Goal> Among the entries below, find the lines with "sosu" and copy them.

* Begin Records supplied *

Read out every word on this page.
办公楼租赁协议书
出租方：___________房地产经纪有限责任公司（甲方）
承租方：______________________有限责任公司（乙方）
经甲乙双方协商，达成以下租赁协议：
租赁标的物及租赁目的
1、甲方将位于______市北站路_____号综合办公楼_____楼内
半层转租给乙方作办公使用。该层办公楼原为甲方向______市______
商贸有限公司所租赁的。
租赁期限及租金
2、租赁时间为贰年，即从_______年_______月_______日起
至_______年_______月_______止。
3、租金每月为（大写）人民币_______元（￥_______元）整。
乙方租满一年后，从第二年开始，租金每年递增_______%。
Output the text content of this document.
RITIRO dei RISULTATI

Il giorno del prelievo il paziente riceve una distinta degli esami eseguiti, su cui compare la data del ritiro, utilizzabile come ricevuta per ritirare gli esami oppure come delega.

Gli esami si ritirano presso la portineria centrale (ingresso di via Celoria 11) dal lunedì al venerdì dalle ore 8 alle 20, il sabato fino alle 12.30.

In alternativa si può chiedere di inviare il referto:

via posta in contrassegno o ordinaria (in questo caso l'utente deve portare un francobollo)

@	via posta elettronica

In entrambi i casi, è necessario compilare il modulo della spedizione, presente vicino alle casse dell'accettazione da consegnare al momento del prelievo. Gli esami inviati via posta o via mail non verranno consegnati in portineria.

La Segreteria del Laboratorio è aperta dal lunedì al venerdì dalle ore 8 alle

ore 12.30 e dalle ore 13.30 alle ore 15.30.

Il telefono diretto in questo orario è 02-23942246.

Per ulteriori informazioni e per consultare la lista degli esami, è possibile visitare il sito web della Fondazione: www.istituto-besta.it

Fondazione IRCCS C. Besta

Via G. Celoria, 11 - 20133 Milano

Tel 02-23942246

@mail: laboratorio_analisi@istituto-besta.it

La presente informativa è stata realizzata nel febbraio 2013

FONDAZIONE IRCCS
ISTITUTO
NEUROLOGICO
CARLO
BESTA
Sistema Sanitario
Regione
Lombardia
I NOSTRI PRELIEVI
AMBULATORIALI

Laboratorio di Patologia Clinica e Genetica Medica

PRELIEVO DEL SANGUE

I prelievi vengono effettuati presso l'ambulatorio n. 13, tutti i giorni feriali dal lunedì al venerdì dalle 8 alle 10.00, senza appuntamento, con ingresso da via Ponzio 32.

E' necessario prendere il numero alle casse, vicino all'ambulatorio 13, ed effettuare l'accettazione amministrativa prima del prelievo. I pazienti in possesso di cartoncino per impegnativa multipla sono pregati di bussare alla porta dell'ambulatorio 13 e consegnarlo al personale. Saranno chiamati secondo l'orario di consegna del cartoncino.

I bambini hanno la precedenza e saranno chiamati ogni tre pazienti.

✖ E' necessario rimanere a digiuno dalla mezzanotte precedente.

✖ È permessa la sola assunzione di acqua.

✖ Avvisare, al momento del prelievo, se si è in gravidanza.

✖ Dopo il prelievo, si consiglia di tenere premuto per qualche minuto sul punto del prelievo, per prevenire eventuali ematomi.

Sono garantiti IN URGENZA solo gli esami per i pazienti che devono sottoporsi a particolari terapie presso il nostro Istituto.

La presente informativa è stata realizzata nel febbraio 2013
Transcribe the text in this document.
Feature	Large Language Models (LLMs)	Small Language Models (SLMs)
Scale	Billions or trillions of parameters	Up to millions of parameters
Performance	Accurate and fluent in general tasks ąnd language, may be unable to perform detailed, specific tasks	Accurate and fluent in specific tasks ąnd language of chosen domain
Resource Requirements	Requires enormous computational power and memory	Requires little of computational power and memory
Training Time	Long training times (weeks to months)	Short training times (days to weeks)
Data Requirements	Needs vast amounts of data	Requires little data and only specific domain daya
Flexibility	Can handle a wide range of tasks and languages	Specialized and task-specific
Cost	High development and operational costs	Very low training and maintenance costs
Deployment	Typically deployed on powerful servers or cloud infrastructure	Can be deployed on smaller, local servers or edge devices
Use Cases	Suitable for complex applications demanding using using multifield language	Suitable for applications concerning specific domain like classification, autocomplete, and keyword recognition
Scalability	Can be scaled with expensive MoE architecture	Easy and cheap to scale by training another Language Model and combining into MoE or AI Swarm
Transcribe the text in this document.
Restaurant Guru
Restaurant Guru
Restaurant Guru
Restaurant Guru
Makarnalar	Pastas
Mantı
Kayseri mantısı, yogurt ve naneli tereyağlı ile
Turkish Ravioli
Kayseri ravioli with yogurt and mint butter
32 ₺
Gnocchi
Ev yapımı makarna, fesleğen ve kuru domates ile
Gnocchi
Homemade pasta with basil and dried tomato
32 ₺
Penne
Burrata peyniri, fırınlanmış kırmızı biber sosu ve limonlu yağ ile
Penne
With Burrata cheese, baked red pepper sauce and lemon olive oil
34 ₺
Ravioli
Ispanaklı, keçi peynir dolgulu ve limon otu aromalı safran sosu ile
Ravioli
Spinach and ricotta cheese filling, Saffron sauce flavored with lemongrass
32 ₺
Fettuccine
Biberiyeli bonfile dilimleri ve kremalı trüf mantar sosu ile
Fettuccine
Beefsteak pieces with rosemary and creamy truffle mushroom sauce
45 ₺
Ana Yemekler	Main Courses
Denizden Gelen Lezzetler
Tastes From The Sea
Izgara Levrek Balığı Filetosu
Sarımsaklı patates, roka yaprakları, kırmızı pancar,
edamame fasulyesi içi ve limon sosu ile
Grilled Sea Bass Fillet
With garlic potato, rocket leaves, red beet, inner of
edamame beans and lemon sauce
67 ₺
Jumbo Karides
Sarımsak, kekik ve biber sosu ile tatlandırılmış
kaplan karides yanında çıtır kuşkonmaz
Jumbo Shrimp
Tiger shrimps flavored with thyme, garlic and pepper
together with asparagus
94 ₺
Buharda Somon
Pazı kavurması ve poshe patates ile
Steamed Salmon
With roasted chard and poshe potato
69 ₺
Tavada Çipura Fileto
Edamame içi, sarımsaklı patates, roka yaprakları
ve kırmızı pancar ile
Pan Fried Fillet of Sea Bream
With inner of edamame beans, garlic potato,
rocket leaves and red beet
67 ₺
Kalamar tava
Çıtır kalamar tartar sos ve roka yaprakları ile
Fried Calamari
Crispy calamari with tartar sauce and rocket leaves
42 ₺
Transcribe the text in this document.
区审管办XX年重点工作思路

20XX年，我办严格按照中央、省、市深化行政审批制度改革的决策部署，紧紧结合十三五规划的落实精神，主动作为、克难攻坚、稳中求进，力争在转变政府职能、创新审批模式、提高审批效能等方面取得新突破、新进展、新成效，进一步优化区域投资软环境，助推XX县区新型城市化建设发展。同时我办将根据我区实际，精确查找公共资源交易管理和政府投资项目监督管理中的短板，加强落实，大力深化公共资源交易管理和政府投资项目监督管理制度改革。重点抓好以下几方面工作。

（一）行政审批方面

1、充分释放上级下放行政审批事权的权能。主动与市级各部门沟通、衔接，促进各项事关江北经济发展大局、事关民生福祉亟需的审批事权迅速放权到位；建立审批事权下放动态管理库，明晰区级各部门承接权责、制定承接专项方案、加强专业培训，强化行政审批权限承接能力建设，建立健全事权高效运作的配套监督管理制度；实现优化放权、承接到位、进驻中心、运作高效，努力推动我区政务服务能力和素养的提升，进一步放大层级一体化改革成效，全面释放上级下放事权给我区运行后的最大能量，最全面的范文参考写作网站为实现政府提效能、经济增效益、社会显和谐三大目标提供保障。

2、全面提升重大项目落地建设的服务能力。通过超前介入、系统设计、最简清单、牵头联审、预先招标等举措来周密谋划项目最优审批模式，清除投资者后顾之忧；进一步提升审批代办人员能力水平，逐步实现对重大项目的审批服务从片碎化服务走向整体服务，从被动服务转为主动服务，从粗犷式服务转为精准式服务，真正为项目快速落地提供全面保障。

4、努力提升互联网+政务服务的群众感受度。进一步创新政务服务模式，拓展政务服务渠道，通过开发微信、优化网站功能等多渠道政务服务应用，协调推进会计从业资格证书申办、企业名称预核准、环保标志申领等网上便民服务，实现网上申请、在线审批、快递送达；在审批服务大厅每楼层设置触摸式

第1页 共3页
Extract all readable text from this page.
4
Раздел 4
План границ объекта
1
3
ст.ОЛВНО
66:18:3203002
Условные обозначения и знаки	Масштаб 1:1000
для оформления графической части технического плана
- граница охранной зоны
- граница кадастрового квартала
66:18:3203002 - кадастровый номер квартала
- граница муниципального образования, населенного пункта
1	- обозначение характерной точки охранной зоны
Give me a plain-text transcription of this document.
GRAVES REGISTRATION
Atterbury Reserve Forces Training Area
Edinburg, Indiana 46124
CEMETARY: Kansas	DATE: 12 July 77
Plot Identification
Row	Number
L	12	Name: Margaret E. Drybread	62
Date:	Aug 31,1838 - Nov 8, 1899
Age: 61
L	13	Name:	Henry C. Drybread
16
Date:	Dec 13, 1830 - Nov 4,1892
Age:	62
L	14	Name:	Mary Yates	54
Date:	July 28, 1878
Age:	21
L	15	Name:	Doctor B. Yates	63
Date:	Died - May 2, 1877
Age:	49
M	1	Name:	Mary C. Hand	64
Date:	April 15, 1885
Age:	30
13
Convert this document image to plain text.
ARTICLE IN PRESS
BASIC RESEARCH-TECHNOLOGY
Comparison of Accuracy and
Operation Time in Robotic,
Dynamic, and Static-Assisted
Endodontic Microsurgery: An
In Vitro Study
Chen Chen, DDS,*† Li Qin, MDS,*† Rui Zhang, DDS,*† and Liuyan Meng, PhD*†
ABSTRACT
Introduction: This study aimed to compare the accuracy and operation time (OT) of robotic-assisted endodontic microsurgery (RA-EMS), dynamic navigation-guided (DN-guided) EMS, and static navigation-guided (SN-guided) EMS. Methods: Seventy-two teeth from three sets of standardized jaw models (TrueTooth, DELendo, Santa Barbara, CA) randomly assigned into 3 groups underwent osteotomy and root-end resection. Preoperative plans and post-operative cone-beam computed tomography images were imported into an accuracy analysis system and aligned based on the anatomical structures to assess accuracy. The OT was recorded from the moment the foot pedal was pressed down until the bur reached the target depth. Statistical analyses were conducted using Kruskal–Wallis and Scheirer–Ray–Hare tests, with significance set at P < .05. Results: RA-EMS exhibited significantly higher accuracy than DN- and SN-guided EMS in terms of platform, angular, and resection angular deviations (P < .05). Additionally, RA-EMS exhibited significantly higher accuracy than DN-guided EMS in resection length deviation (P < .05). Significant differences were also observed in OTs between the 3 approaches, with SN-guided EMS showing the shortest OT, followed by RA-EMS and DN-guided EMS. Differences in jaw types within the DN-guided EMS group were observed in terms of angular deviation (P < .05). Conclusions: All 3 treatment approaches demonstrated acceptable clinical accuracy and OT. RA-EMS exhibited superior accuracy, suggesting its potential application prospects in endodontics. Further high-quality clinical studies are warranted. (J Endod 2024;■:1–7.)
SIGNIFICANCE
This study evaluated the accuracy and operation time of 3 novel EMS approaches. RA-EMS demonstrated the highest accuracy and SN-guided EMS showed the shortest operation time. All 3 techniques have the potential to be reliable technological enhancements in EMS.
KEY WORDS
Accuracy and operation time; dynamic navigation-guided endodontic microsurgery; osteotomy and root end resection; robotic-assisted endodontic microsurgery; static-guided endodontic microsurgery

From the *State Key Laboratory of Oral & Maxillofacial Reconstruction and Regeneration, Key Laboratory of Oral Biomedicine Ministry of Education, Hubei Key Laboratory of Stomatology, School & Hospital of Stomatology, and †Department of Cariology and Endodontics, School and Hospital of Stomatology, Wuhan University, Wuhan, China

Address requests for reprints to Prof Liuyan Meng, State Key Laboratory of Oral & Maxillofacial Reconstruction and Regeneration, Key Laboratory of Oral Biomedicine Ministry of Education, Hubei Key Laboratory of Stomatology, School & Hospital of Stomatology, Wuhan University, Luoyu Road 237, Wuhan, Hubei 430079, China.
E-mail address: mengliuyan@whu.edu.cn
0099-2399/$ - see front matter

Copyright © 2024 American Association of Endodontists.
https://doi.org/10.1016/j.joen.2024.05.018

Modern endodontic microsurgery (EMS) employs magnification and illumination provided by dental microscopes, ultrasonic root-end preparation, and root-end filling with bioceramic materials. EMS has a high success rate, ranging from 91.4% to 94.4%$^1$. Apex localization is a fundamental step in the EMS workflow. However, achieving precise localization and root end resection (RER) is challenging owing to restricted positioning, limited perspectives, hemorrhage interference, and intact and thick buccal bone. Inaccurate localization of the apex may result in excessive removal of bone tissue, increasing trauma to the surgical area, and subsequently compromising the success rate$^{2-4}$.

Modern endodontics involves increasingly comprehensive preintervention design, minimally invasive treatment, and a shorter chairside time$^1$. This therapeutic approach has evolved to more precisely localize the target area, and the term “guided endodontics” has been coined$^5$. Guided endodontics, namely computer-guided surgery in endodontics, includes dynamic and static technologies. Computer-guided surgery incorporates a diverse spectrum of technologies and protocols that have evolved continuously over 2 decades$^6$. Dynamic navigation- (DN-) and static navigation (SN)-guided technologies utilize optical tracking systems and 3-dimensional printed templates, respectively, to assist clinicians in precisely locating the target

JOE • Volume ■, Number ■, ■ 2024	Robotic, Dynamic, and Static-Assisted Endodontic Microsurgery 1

* End Records supplied *

Written response>
Burrata peyniri, fırınlanmış kırmızı biber sosu ve limonlu yağ ile
Ispanaklı, keçi peynir dolgulu ve limon otu aromalı safran sosu ile
Biberiyeli bonfile dilimleri ve kremalı trüf mantar sosu ile
edamame fasulyesi içi ve limon sosu ile
Sarımsak, kekik ve biber sosu ile tatlandırılmış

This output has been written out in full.